• [Directions]: Using the data below, gather each line that includes the word "внучка".

Stored records

══════════

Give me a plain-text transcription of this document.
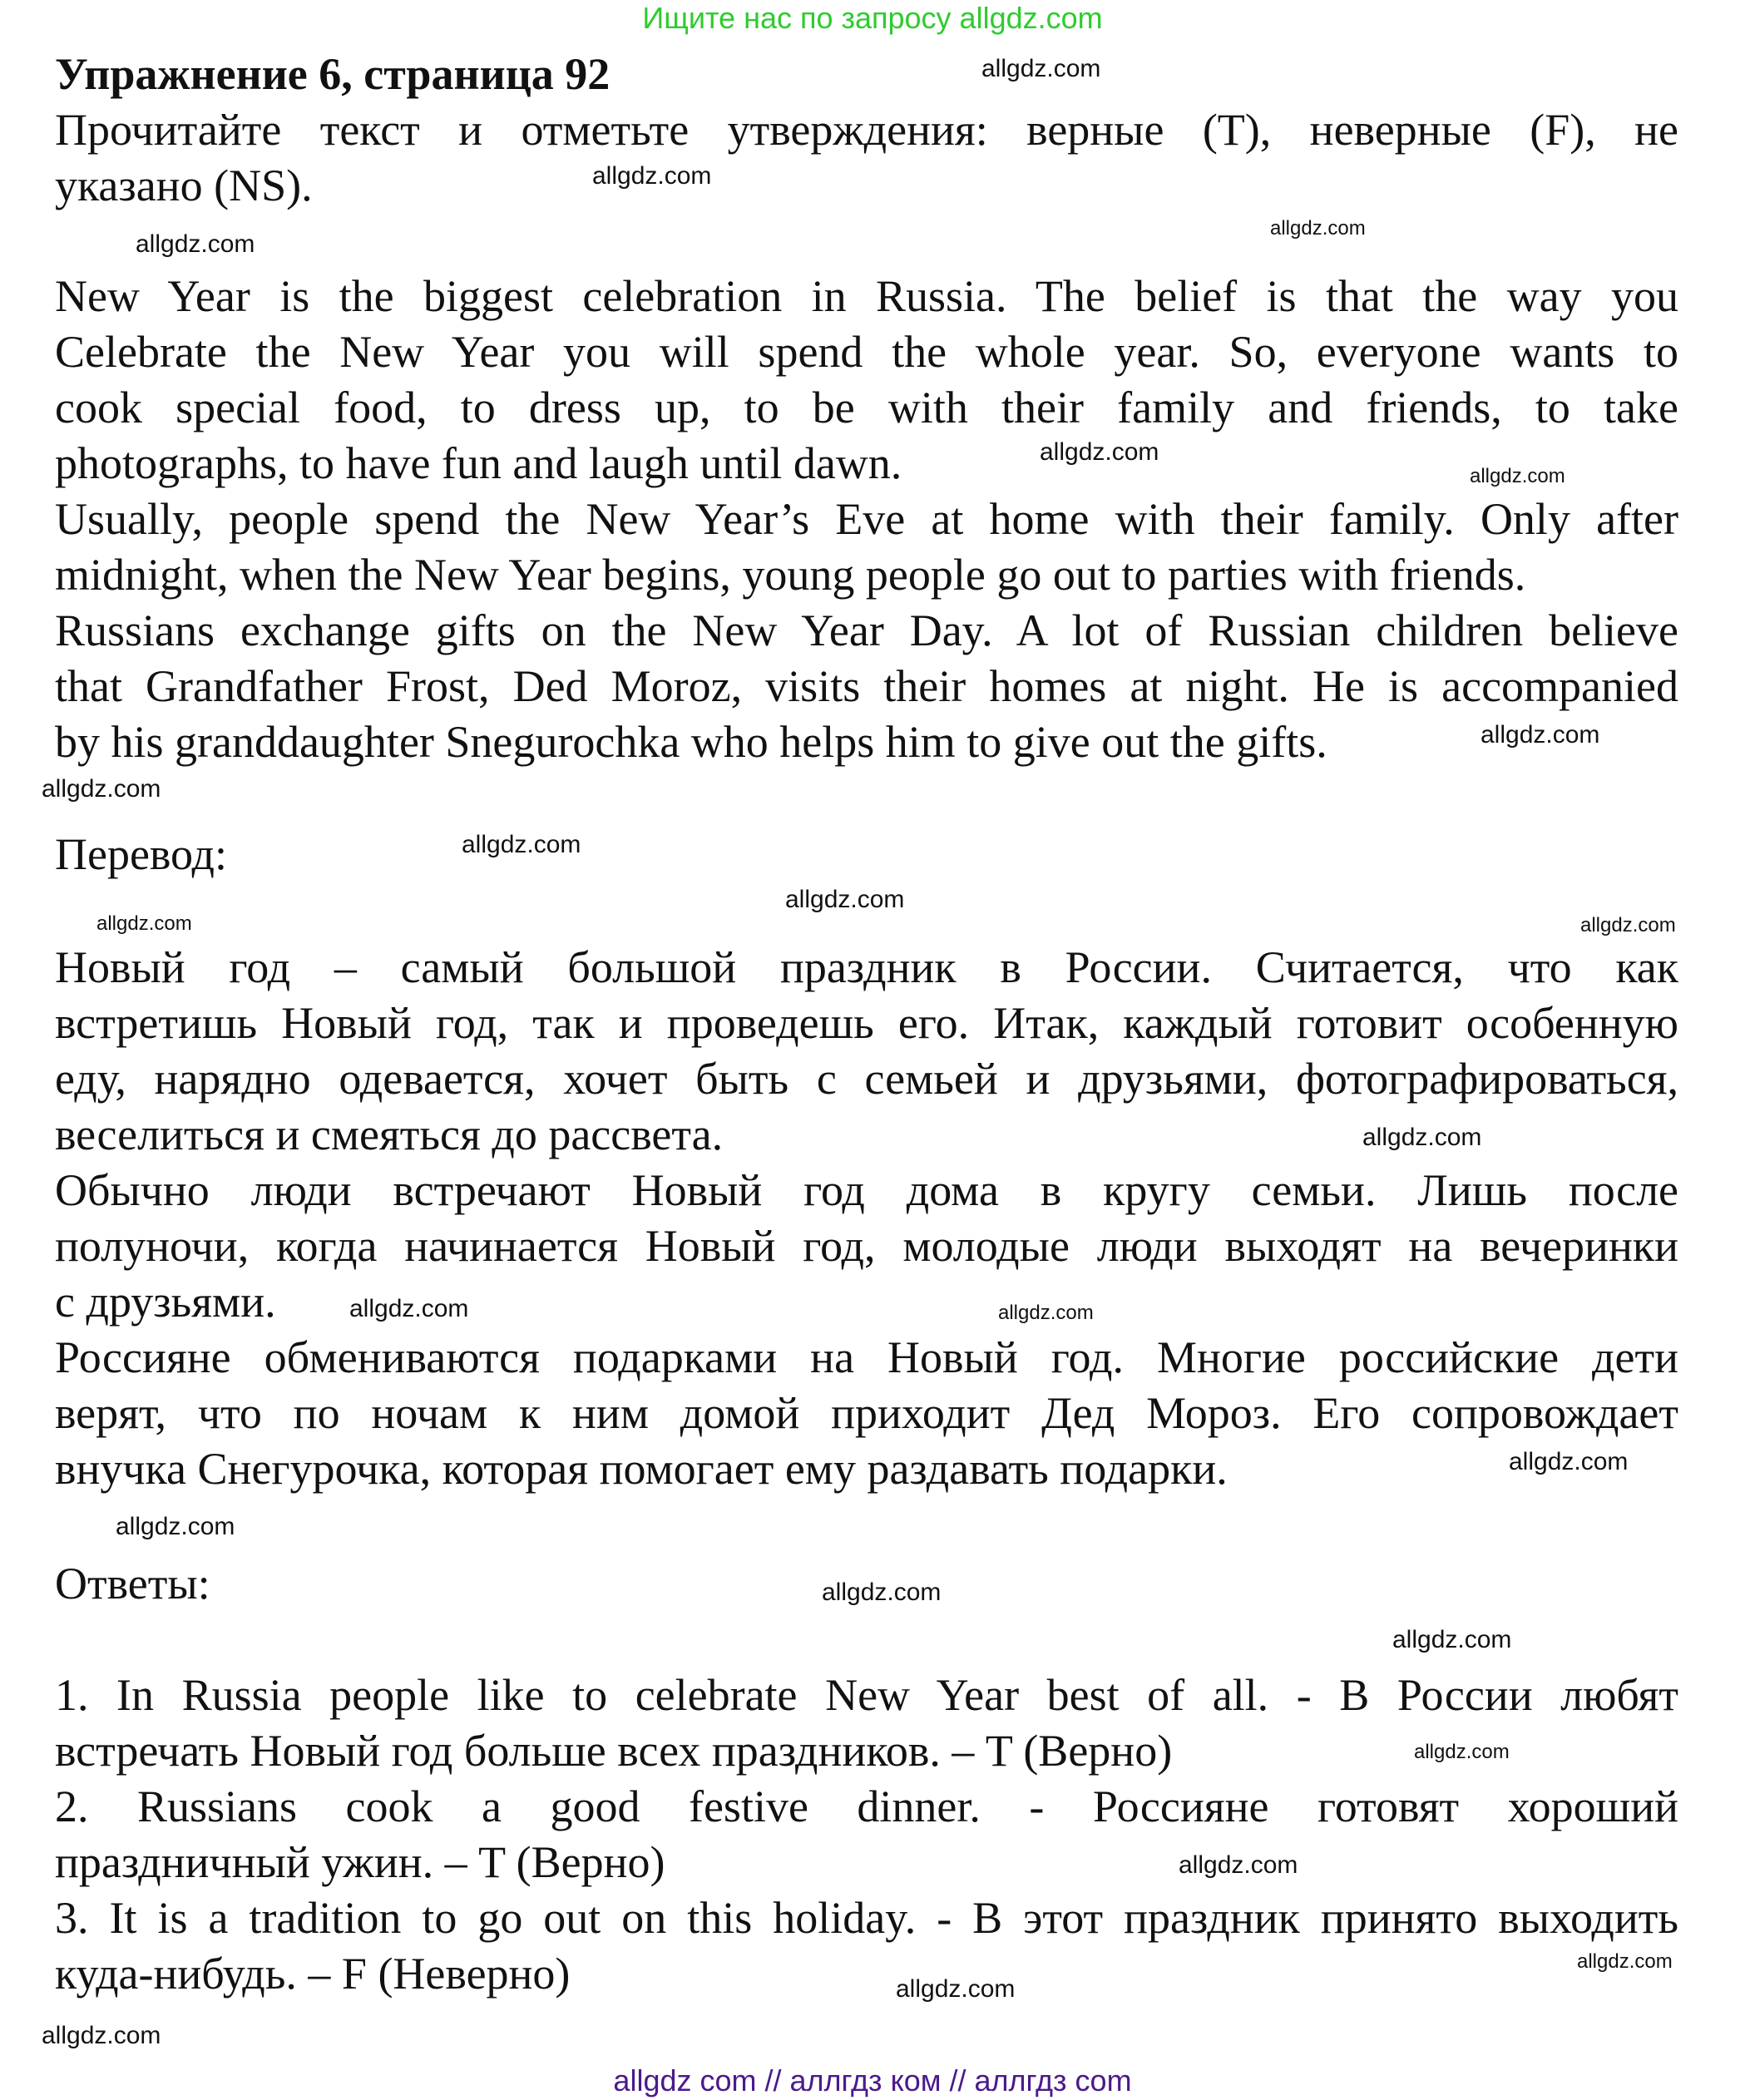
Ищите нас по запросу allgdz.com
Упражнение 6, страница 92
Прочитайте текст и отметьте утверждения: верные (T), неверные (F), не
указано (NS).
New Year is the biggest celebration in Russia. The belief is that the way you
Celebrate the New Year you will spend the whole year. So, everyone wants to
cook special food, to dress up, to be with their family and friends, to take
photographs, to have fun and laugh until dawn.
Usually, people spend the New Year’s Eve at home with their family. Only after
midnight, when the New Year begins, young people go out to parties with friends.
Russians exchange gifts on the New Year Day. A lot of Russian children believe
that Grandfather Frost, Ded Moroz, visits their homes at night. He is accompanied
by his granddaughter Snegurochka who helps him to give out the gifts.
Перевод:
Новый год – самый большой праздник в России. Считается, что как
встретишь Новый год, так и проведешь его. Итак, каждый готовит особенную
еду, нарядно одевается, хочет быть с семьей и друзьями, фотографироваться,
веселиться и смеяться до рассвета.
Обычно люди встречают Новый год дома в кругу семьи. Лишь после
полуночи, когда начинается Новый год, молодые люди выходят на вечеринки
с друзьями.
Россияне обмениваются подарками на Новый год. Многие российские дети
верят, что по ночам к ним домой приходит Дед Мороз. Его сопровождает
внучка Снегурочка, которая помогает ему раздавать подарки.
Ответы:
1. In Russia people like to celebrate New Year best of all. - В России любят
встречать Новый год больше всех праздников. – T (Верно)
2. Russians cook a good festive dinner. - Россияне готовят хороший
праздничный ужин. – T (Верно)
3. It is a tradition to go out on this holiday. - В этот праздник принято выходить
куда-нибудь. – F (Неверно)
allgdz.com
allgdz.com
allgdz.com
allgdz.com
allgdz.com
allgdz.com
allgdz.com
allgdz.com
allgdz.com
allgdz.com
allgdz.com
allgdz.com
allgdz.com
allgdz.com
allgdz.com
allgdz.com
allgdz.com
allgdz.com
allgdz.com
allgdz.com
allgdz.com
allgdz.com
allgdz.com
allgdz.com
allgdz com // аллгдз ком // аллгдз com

══════════

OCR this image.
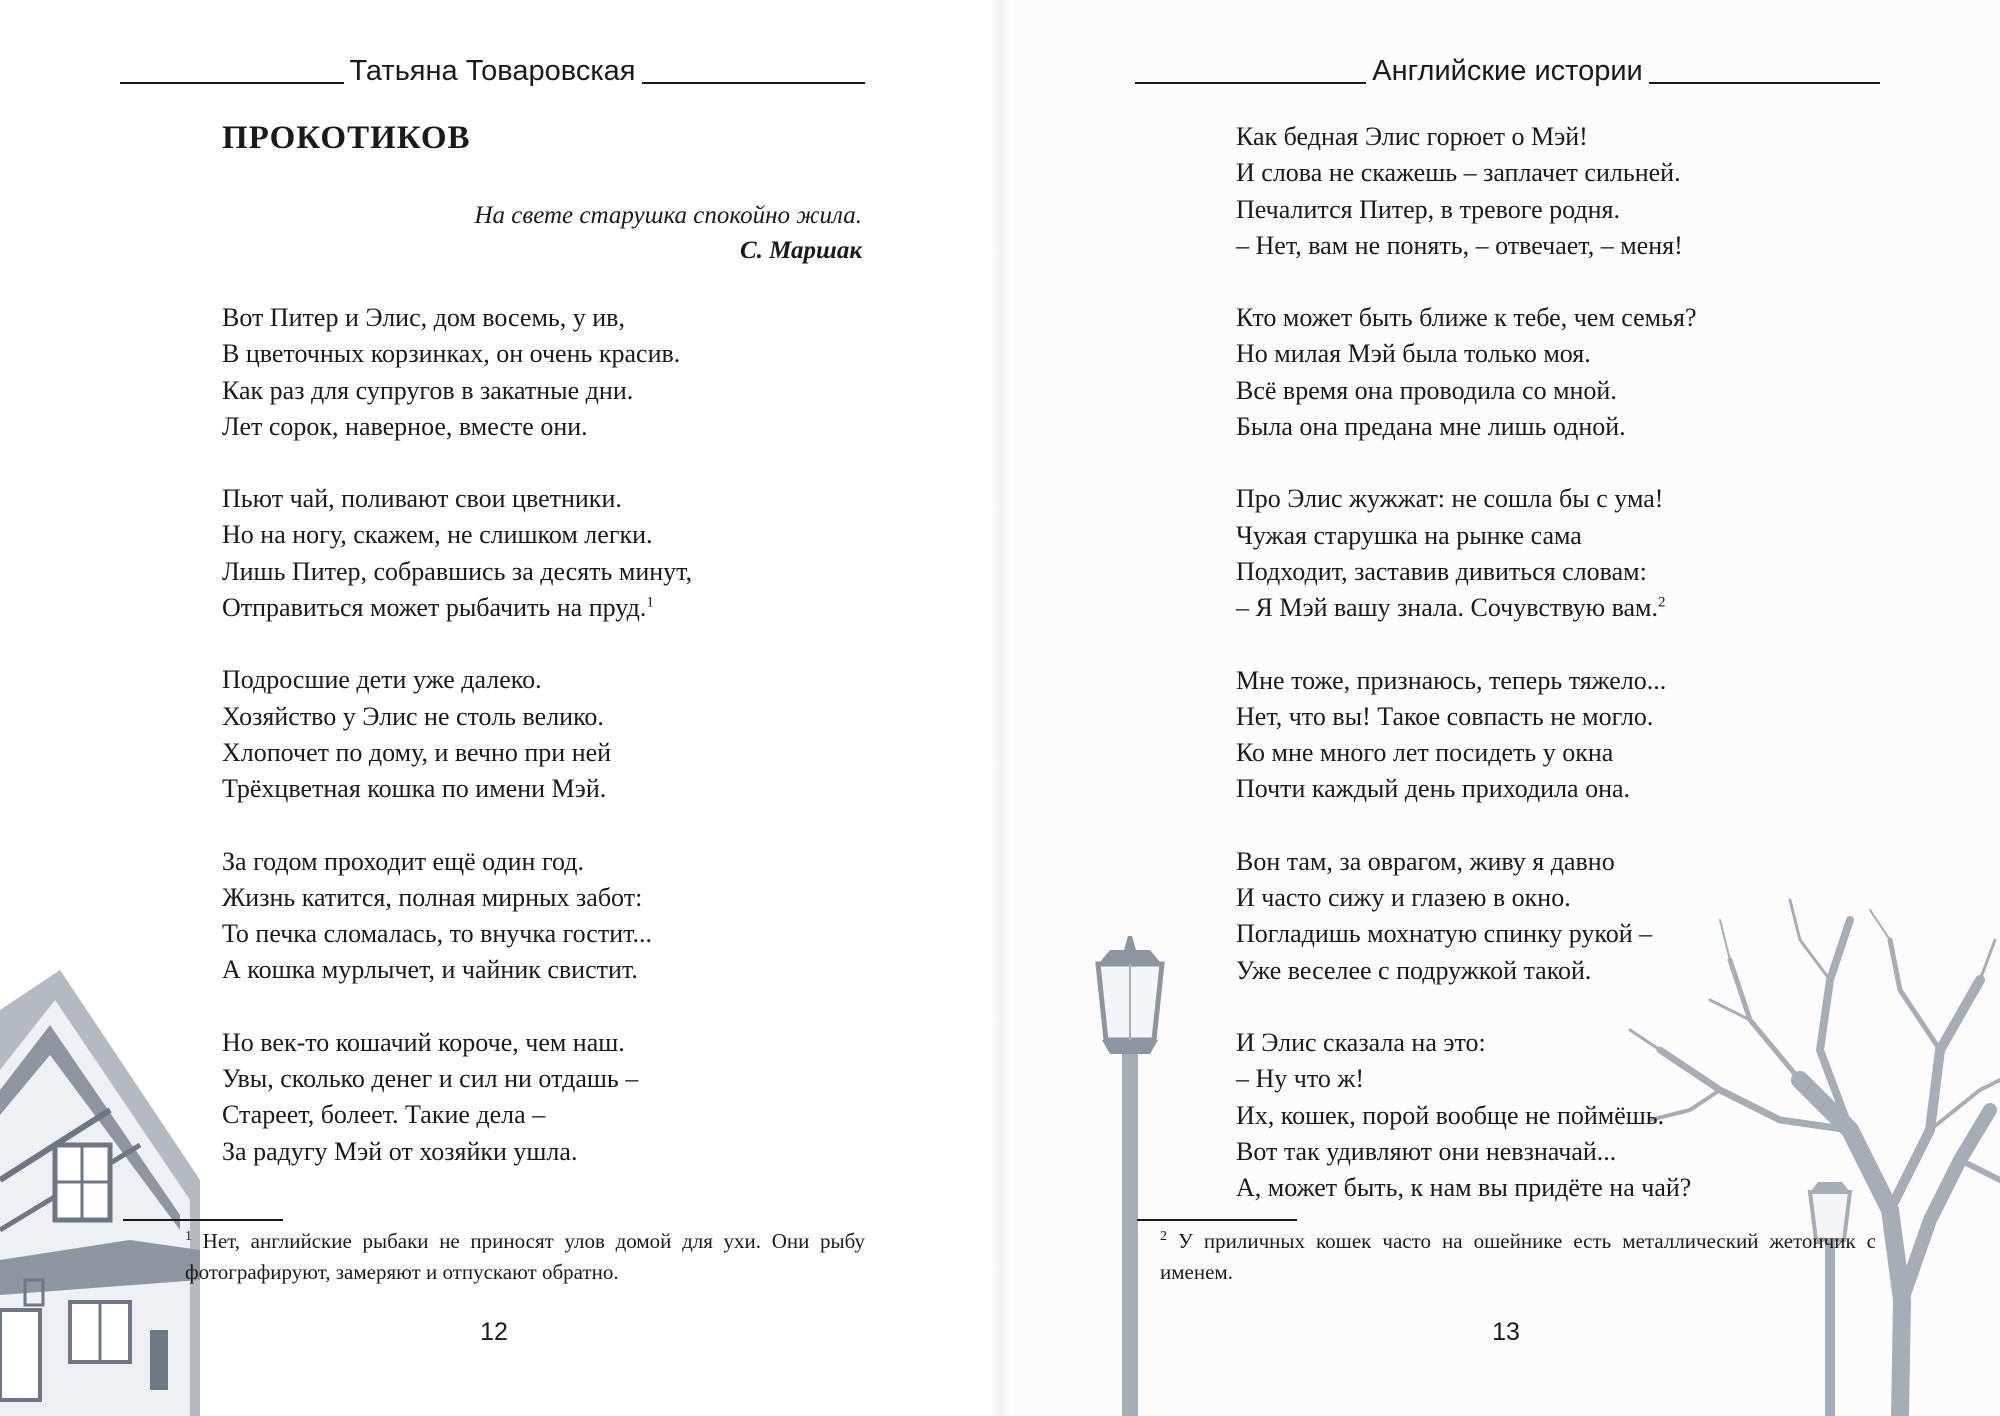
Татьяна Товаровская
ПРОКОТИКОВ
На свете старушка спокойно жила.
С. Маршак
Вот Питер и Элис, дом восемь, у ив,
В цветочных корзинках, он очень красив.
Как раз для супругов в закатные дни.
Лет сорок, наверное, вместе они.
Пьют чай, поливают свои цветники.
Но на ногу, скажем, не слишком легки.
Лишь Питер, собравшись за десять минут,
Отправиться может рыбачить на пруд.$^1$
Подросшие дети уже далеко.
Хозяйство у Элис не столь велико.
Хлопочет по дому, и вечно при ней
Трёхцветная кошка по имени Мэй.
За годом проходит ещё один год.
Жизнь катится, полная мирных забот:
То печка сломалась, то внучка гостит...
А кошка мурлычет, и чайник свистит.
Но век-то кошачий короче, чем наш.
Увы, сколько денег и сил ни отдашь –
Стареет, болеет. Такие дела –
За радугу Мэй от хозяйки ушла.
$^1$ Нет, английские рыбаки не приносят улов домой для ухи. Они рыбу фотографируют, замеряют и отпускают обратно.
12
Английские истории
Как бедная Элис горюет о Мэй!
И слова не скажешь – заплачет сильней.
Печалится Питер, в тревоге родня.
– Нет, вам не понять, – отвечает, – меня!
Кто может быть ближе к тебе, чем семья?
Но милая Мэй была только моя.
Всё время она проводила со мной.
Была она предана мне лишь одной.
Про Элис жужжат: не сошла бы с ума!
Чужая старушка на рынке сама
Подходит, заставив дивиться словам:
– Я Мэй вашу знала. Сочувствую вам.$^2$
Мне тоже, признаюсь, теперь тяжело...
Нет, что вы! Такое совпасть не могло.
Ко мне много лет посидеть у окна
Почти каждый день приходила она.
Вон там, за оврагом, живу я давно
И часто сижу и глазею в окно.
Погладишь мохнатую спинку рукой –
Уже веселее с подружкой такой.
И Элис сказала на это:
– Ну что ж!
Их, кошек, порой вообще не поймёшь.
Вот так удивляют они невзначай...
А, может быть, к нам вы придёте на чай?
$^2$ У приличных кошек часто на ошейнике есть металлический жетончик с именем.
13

══════════

• [Answer in full]:
внучка Снегурочка, которая помогает ему раздавать подарки.
То печка сломалась, то внучка гостит...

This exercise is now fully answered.